TASK INSTRUCTIONS » Beneath this sentence is a set of records; write each of them out exactly.

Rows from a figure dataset
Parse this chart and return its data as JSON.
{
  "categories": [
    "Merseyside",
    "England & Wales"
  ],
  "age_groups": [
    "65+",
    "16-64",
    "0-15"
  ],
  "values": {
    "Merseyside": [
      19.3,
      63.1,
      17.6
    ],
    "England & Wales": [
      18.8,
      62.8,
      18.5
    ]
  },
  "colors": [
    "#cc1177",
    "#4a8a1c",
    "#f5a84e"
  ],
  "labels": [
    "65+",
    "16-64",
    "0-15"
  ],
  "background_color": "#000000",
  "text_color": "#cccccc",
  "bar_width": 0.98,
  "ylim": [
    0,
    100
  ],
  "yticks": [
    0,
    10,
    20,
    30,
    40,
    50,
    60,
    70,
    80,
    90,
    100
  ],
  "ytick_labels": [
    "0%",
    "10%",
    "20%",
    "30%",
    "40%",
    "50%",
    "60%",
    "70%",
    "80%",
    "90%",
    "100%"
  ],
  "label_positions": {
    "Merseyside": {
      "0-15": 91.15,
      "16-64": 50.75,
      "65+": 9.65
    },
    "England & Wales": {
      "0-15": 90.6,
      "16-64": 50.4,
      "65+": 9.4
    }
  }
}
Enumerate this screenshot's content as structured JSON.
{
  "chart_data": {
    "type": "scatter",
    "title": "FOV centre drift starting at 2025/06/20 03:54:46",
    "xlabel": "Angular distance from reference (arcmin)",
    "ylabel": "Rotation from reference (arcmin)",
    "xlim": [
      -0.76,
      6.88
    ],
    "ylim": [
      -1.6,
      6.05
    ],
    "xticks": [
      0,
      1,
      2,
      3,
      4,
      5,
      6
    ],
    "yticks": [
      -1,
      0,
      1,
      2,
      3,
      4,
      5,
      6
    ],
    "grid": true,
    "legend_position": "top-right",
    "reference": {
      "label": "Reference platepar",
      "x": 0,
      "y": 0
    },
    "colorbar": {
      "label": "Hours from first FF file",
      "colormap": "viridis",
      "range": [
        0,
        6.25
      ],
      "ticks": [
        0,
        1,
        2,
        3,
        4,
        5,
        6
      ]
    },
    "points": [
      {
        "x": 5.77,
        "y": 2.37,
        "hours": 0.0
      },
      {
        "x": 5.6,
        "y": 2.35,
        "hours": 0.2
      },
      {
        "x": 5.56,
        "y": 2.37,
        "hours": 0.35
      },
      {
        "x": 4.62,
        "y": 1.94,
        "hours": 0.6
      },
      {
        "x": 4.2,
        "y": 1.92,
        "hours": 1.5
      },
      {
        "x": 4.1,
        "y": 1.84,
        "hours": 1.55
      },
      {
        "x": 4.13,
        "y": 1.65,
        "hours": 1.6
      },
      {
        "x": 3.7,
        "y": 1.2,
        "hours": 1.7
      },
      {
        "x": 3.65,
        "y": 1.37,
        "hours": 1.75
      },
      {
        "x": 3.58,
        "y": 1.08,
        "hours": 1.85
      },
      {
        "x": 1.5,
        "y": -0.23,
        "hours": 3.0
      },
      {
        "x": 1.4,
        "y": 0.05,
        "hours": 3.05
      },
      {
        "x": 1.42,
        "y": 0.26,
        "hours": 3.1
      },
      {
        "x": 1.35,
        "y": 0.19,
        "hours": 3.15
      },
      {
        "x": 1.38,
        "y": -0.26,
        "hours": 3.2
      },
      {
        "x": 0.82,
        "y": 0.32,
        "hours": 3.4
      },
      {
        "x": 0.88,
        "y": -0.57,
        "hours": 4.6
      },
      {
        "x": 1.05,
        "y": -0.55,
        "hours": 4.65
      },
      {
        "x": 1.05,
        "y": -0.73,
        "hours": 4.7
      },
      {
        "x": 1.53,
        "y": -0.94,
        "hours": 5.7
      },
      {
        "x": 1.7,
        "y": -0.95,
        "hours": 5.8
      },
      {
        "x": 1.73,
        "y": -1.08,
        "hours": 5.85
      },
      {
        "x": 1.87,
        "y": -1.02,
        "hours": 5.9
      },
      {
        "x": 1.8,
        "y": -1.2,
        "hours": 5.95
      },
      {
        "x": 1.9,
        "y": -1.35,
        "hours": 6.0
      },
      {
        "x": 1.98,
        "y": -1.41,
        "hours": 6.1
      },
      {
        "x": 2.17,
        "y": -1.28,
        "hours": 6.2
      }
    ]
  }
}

THE OUTPUT »
Parse this chart and return its data as JSON.
{
  "categories": [
    "Merseyside",
    "England & Wales"
  ],
  "age_groups": [
    "65+",
    "16-64",
    "0-15"
  ],
  "values": {
    "Merseyside": [
      19.3,
      63.1,
      17.6
    ],
    "England & Wales": [
      18.8,
      62.8,
      18.5
    ]
  },
  "colors": [
    "#cc1177",
    "#4a8a1c",
    "#f5a84e"
  ],
  "labels": [
    "65+",
    "16-64",
    "0-15"
  ],
  "background_color": "#000000",
  "text_color": "#cccccc",
  "bar_width": 0.98,
  "ylim": [
    0,
    100
  ],
  "yticks": [
    0,
    10,
    20,
    30,
    40,
    50,
    60,
    70,
    80,
    90,
    100
  ],
  "ytick_labels": [
    "0%",
    "10%",
    "20%",
    "30%",
    "40%",
    "50%",
    "60%",
    "70%",
    "80%",
    "90%",
    "100%"
  ],
  "label_positions": {
    "Merseyside": {
      "0-15": 91.15,
      "16-64": 50.75,
      "65+": 9.65
    },
    "England & Wales": {
      "0-15": 90.6,
      "16-64": 50.4,
      "65+": 9.4
    }
  }
}
Enumerate this screenshot's content as structured JSON.
{
  "chart_data": {
    "type": "scatter",
    "title": "FOV centre drift starting at 2025/06/20 03:54:46",
    "xlabel": "Angular distance from reference (arcmin)",
    "ylabel": "Rotation from reference (arcmin)",
    "xlim": [
      -0.76,
      6.88
    ],
    "ylim": [
      -1.6,
      6.05
    ],
    "xticks": [
      0,
      1,
      2,
      3,
      4,
      5,
      6
    ],
    "yticks": [
      -1,
      0,
      1,
      2,
      3,
      4,
      5,
      6
    ],
    "grid": true,
    "legend_position": "top-right",
    "reference": {
      "label": "Reference platepar",
      "x": 0,
      "y": 0
    },
    "colorbar": {
      "label": "Hours from first FF file",
      "colormap": "viridis",
      "range": [
        0,
        6.25
      ],
      "ticks": [
        0,
        1,
        2,
        3,
        4,
        5,
        6
      ]
    },
    "points": [
      {
        "x": 5.77,
        "y": 2.37,
        "hours": 0.0
      },
      {
        "x": 5.6,
        "y": 2.35,
        "hours": 0.2
      },
      {
        "x": 5.56,
        "y": 2.37,
        "hours": 0.35
      },
      {
        "x": 4.62,
        "y": 1.94,
        "hours": 0.6
      },
      {
        "x": 4.2,
        "y": 1.92,
        "hours": 1.5
      },
      {
        "x": 4.1,
        "y": 1.84,
        "hours": 1.55
      },
      {
        "x": 4.13,
        "y": 1.65,
        "hours": 1.6
      },
      {
        "x": 3.7,
        "y": 1.2,
        "hours": 1.7
      },
      {
        "x": 3.65,
        "y": 1.37,
        "hours": 1.75
      },
      {
        "x": 3.58,
        "y": 1.08,
        "hours": 1.85
      },
      {
        "x": 1.5,
        "y": -0.23,
        "hours": 3.0
      },
      {
        "x": 1.4,
        "y": 0.05,
        "hours": 3.05
      },
      {
        "x": 1.42,
        "y": 0.26,
        "hours": 3.1
      },
      {
        "x": 1.35,
        "y": 0.19,
        "hours": 3.15
      },
      {
        "x": 1.38,
        "y": -0.26,
        "hours": 3.2
      },
      {
        "x": 0.82,
        "y": 0.32,
        "hours": 3.4
      },
      {
        "x": 0.88,
        "y": -0.57,
        "hours": 4.6
      },
      {
        "x": 1.05,
        "y": -0.55,
        "hours": 4.65
      },
      {
        "x": 1.05,
        "y": -0.73,
        "hours": 4.7
      },
      {
        "x": 1.53,
        "y": -0.94,
        "hours": 5.7
      },
      {
        "x": 1.7,
        "y": -0.95,
        "hours": 5.8
      },
      {
        "x": 1.73,
        "y": -1.08,
        "hours": 5.85
      },
      {
        "x": 1.87,
        "y": -1.02,
        "hours": 5.9
      },
      {
        "x": 1.8,
        "y": -1.2,
        "hours": 5.95
      },
      {
        "x": 1.9,
        "y": -1.35,
        "hours": 6.0
      },
      {
        "x": 1.98,
        "y": -1.41,
        "hours": 6.1
      },
      {
        "x": 2.17,
        "y": -1.28,
        "hours": 6.2
      }
    ]
  }
}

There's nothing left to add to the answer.